===== MATERIAL SHOWN =====

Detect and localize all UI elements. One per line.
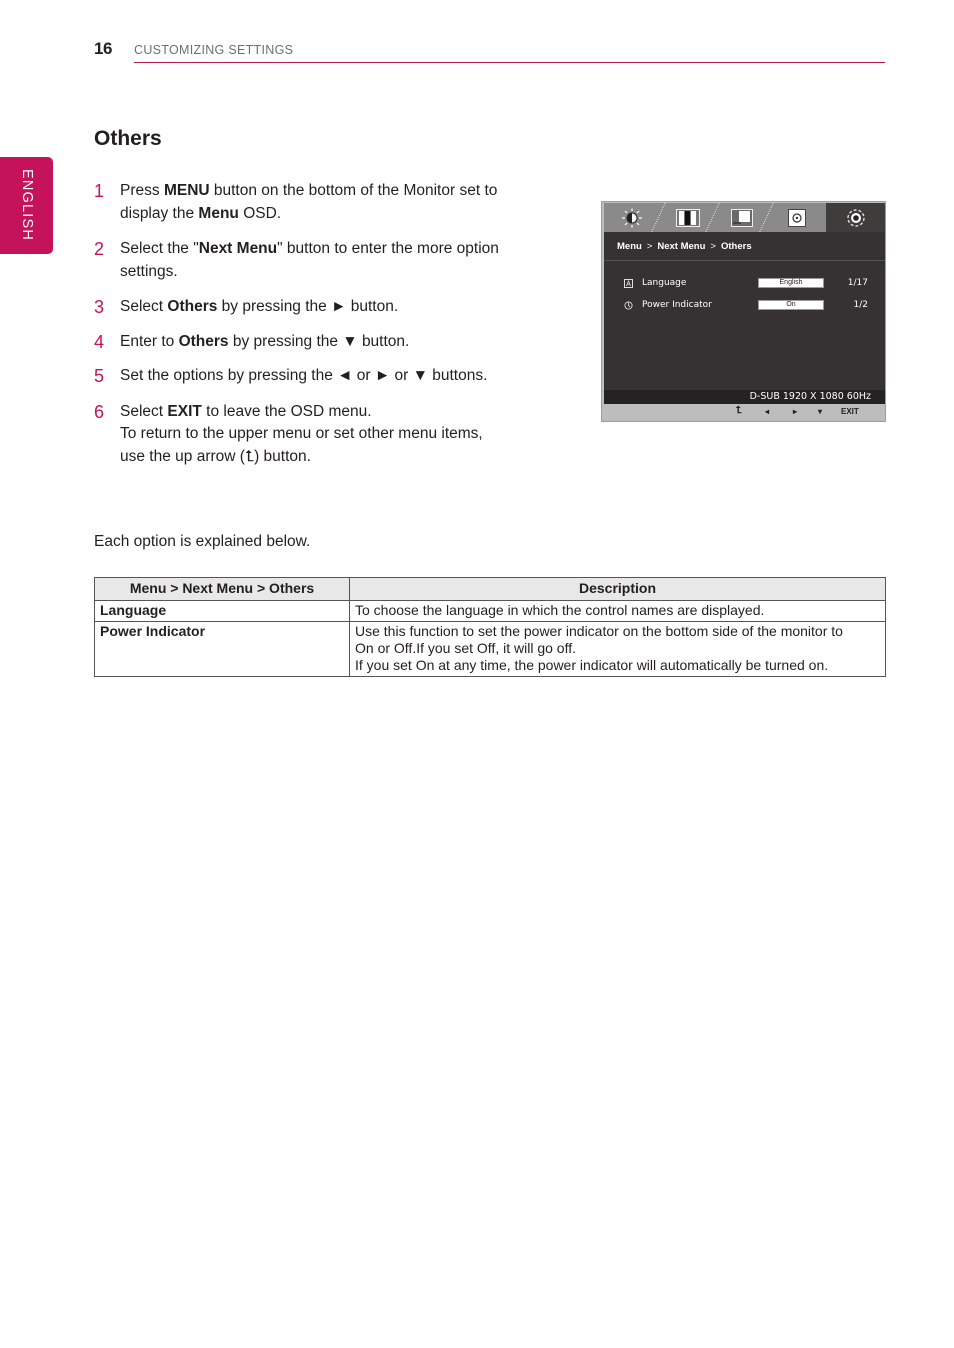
table-header-description: Description — [349, 577, 886, 601]
description-line: On or Off.If you set Off, it will go off… — [355, 640, 576, 656]
step-text: Set the options by pressing the ◄ or ► o… — [120, 367, 488, 384]
step-number: 5 — [94, 366, 105, 386]
osd-signal-info: D-SUB 1920 X 1080 60Hz — [749, 391, 871, 402]
page-number: 16 — [94, 39, 112, 58]
right-arrow-icon: ▸ — [793, 407, 798, 416]
osd-power-indicator-value: On — [758, 300, 824, 310]
step-item: 4 Enter to Others by pressing the ▼ butto… — [94, 331, 534, 354]
disc-icon — [788, 208, 806, 227]
osd-tab-disc — [770, 203, 824, 232]
step-note: To return to the upper menu or set other… — [120, 425, 483, 442]
steps-list: 1 Press MENU button on the bottom of the … — [94, 180, 514, 468]
table-row: Power Indicator Use this function to set… — [94, 621, 886, 677]
osd-body: Menu > Next Menu > Others Language English 1… — [604, 232, 885, 404]
osd-language-count: 1/17 — [847, 278, 868, 288]
description-line: Use this function to set the power indic… — [355, 623, 843, 639]
option-description: Use this function to set the power indic… — [349, 621, 886, 677]
step-number: 6 — [94, 401, 105, 422]
osd-divider — [604, 260, 885, 261]
language-icon — [624, 279, 633, 288]
osd-crumb-separator: > — [646, 241, 653, 252]
table-header-menu: Menu > Next Menu > Others — [94, 577, 350, 601]
step-note: use the up arrow (⮤) button. — [120, 447, 311, 465]
osd-power-indicator-count: 1/2 — [853, 300, 868, 310]
section-header: CUSTOMIZING SETTINGS — [134, 43, 294, 57]
picture-icon — [731, 208, 753, 227]
table-header-row: Menu > Next Menu > Others Description — [94, 577, 886, 601]
step-number: 3 — [94, 297, 105, 317]
option-name: Language — [94, 600, 350, 622]
step-number: 4 — [94, 331, 105, 352]
power-icon — [624, 301, 633, 310]
step-item: 6 Select EXIT to leave the OSD menu. To re… — [94, 401, 534, 469]
osd-tab-others — [826, 203, 885, 232]
step-item: 1 Press MENU button on the bottom of the … — [94, 180, 534, 225]
osd-button-bar: ⮤ ◂ ▸ ▾ EXIT — [604, 404, 885, 421]
option-description: To choose the language in which the cont… — [349, 600, 886, 622]
osd-crumb-others: Others — [720, 241, 752, 252]
osd-tab-brightness — [604, 203, 660, 232]
step-number: 1 — [94, 181, 105, 201]
explain-text: Each option is explained below. — [94, 533, 311, 550]
step-item: 2 Select the "Next Menu" button to enter … — [94, 238, 534, 283]
down-arrow-icon: ▾ — [818, 407, 823, 416]
up-arrow-icon: ⮤ — [736, 405, 742, 416]
step-item: 5 Set the options by pressing the ◄ or ► … — [94, 365, 534, 388]
step-text: Select Others by pressing the ► button. — [120, 298, 399, 315]
osd-power-indicator-label: Power Indicator — [642, 300, 712, 310]
osd-language-value: English — [758, 278, 824, 288]
osd-screenshot: Menu > Next Menu > Others Language English 1… — [601, 201, 886, 422]
osd-status-bar: D-SUB 1920 X 1080 60Hz — [604, 390, 885, 404]
description-line: If you set On at any time, the power ind… — [355, 657, 829, 673]
header-rule — [134, 62, 885, 63]
osd-exit-label: EXIT — [841, 407, 859, 416]
osd-crumb-menu: Menu — [617, 241, 642, 252]
step-text: Press MENU button on the bottom of the M… — [120, 182, 498, 222]
osd-breadcrumb: Menu > Next Menu > Others — [617, 241, 752, 252]
left-arrow-icon: ◂ — [765, 407, 770, 416]
step-item: 3 Select Others by pressing the ► button. — [94, 296, 534, 319]
options-table: Menu > Next Menu > Others Description La… — [94, 577, 886, 677]
section-title: Others — [94, 127, 162, 150]
step-text: Select the "Next Menu" button to enter t… — [120, 240, 499, 280]
osd-crumb-separator: > — [710, 241, 716, 252]
option-name: Power Indicator — [94, 621, 350, 677]
table-row: Language To choose the language in which… — [94, 600, 886, 622]
language-tab-label: ENGLISH — [19, 168, 35, 242]
osd-crumb-next-menu: Next Menu — [657, 241, 706, 252]
step-text: Select EXIT to leave the OSD menu. — [120, 402, 372, 420]
gear-icon — [846, 208, 865, 227]
color-bars-icon — [676, 208, 700, 227]
description-line: To choose the language in which the cont… — [355, 602, 765, 618]
osd-language-label: Language — [642, 278, 687, 288]
brightness-icon — [622, 208, 642, 227]
osd-row-language: Language English 1/17 — [624, 278, 874, 290]
osd-row-power-indicator: Power Indicator On 1/2 — [624, 300, 874, 312]
language-tab: ENGLISH — [0, 157, 53, 254]
step-text: Enter to Others by pressing the ▼ button… — [120, 332, 410, 350]
osd-tab-bar — [604, 203, 885, 232]
step-number: 2 — [94, 239, 105, 259]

=====

▸ EXERCISE OBJECTIVE
Gather every line above that contains the string "arrow".

▸ SOLUTION TO THIS TASK
right-arrow-icon: ▸ — [793, 407, 798, 416]
step-note: use the up arrow (⮤) button. — [120, 447, 311, 465]
down-arrow-icon: ▾ — [818, 407, 823, 416]
up-arrow-icon: ⮤ — [736, 405, 742, 416]
left-arrow-icon: ◂ — [765, 407, 770, 416]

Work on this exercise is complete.